(WHAT THIS TASK INVOLVES) Could you reproduce the listing below line for line, with every character unchanged?

(TASK INPUT)

________________________________________

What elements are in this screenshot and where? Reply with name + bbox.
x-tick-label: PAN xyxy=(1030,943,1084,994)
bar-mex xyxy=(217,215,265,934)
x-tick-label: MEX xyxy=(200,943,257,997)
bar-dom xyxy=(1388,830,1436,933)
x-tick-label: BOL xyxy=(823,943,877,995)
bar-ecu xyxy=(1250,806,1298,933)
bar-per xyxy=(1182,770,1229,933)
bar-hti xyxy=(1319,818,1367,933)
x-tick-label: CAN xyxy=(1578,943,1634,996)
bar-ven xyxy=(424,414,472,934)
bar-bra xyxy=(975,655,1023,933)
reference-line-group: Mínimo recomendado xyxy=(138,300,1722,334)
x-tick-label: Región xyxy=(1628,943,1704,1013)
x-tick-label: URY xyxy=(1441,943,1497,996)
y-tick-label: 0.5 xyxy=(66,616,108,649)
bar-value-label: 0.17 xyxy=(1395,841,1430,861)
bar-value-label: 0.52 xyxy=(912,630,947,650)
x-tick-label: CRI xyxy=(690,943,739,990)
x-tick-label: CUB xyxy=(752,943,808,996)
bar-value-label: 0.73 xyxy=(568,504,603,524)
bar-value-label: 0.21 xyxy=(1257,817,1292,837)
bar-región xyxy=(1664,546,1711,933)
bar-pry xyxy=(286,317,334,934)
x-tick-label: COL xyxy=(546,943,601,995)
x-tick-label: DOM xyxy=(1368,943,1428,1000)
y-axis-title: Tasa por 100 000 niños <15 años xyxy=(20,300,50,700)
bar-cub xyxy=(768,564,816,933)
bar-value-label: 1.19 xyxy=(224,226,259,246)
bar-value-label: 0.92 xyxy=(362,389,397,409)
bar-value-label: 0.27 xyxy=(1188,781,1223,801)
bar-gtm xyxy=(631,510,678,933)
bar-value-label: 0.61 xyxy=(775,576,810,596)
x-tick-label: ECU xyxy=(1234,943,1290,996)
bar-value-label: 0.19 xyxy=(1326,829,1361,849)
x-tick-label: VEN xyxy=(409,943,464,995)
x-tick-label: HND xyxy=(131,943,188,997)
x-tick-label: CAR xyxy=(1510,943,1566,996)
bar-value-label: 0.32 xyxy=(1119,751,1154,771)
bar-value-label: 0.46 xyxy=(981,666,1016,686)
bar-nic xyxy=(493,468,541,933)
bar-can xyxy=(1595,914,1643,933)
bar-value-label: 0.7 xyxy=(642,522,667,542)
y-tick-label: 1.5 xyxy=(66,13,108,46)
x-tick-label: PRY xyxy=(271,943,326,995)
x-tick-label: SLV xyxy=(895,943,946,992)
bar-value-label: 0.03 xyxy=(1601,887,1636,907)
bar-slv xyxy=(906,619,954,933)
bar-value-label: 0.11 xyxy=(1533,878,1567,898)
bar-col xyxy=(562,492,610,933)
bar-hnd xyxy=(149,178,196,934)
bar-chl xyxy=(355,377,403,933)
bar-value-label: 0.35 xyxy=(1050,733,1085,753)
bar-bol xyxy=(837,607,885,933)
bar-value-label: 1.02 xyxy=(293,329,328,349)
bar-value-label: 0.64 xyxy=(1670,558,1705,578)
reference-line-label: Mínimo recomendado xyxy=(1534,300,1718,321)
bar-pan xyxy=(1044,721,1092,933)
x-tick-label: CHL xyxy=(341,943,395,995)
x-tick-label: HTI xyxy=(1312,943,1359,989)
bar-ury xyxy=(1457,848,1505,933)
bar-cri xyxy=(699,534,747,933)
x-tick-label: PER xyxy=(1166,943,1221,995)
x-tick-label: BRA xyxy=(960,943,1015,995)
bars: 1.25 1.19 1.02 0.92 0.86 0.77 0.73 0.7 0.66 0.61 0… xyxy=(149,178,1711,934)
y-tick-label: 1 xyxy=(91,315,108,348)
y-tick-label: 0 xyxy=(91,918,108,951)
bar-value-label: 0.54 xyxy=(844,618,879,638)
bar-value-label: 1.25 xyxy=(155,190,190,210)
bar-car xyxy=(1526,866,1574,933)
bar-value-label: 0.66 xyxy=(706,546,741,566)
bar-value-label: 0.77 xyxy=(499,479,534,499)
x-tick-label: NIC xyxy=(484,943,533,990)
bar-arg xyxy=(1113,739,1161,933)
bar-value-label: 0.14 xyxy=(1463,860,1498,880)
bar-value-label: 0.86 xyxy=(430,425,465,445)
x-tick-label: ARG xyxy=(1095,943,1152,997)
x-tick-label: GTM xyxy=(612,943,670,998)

________________________________________

(FINAL ANSWER)
What elements are in this screenshot and where? Reply with name + bbox.
x-tick-label: PAN xyxy=(1030,943,1084,994)
bar-mex xyxy=(217,215,265,934)
x-tick-label: MEX xyxy=(200,943,257,997)
bar-dom xyxy=(1388,830,1436,933)
x-tick-label: BOL xyxy=(823,943,877,995)
bar-ecu xyxy=(1250,806,1298,933)
bar-per xyxy=(1182,770,1229,933)
bar-hti xyxy=(1319,818,1367,933)
x-tick-label: CAN xyxy=(1578,943,1634,996)
bar-ven xyxy=(424,414,472,934)
bar-bra xyxy=(975,655,1023,933)
reference-line-group: Mínimo recomendado xyxy=(138,300,1722,334)
x-tick-label: Región xyxy=(1628,943,1704,1013)
x-tick-label: URY xyxy=(1441,943,1497,996)
y-tick-label: 0.5 xyxy=(66,616,108,649)
bar-value-label: 0.17 xyxy=(1395,841,1430,861)
bar-value-label: 0.52 xyxy=(912,630,947,650)
x-tick-label: CRI xyxy=(690,943,739,990)
x-tick-label: CUB xyxy=(752,943,808,996)
bar-value-label: 0.73 xyxy=(568,504,603,524)
bar-value-label: 0.21 xyxy=(1257,817,1292,837)
bar-región xyxy=(1664,546,1711,933)
bar-pry xyxy=(286,317,334,934)
x-tick-label: COL xyxy=(546,943,601,995)
x-tick-label: DOM xyxy=(1368,943,1428,1000)
y-axis-title: Tasa por 100 000 niños <15 años xyxy=(20,300,50,700)
bar-cub xyxy=(768,564,816,933)
bar-value-label: 1.19 xyxy=(224,226,259,246)
bar-value-label: 0.92 xyxy=(362,389,397,409)
bar-value-label: 0.27 xyxy=(1188,781,1223,801)
bar-gtm xyxy=(631,510,678,933)
bar-value-label: 0.61 xyxy=(775,576,810,596)
x-tick-label: ECU xyxy=(1234,943,1290,996)
bar-value-label: 0.19 xyxy=(1326,829,1361,849)
x-tick-label: VEN xyxy=(409,943,464,995)
x-tick-label: HND xyxy=(131,943,188,997)
x-tick-label: CAR xyxy=(1510,943,1566,996)
bar-value-label: 0.32 xyxy=(1119,751,1154,771)
bar-value-label: 0.46 xyxy=(981,666,1016,686)
bar-nic xyxy=(493,468,541,933)
bar-can xyxy=(1595,914,1643,933)
bar-value-label: 0.7 xyxy=(642,522,667,542)
y-tick-label: 1.5 xyxy=(66,13,108,46)
x-tick-label: PRY xyxy=(271,943,326,995)
x-tick-label: SLV xyxy=(895,943,946,992)
bar-value-label: 0.03 xyxy=(1601,887,1636,907)
bar-slv xyxy=(906,619,954,933)
bar-value-label: 0.11 xyxy=(1533,878,1567,898)
bar-col xyxy=(562,492,610,933)
bar-hnd xyxy=(149,178,196,934)
bar-chl xyxy=(355,377,403,933)
bar-value-label: 0.35 xyxy=(1050,733,1085,753)
bar-bol xyxy=(837,607,885,933)
bar-value-label: 1.02 xyxy=(293,329,328,349)
bar-value-label: 0.64 xyxy=(1670,558,1705,578)
reference-line-label: Mínimo recomendado xyxy=(1534,300,1718,321)
bar-pan xyxy=(1044,721,1092,933)
x-tick-label: CHL xyxy=(341,943,395,995)
x-tick-label: HTI xyxy=(1312,943,1359,989)
bar-ury xyxy=(1457,848,1505,933)
bar-cri xyxy=(699,534,747,933)
x-tick-label: PER xyxy=(1166,943,1221,995)
x-tick-label: BRA xyxy=(960,943,1015,995)
bars: 1.25 1.19 1.02 0.92 0.86 0.77 0.73 0.7 0.66 0.61 0… xyxy=(149,178,1711,934)
y-tick-label: 1 xyxy=(91,315,108,348)
y-tick-label: 0 xyxy=(91,918,108,951)
bar-value-label: 0.54 xyxy=(844,618,879,638)
bar-value-label: 1.25 xyxy=(155,190,190,210)
bar-car xyxy=(1526,866,1574,933)
bar-value-label: 0.66 xyxy=(706,546,741,566)
bar-value-label: 0.77 xyxy=(499,479,534,499)
x-tick-label: NIC xyxy=(484,943,533,990)
bar-arg xyxy=(1113,739,1161,933)
bar-value-label: 0.14 xyxy=(1463,860,1498,880)
bar-value-label: 0.86 xyxy=(430,425,465,445)
x-tick-label: ARG xyxy=(1095,943,1152,997)
x-tick-label: GTM xyxy=(612,943,670,998)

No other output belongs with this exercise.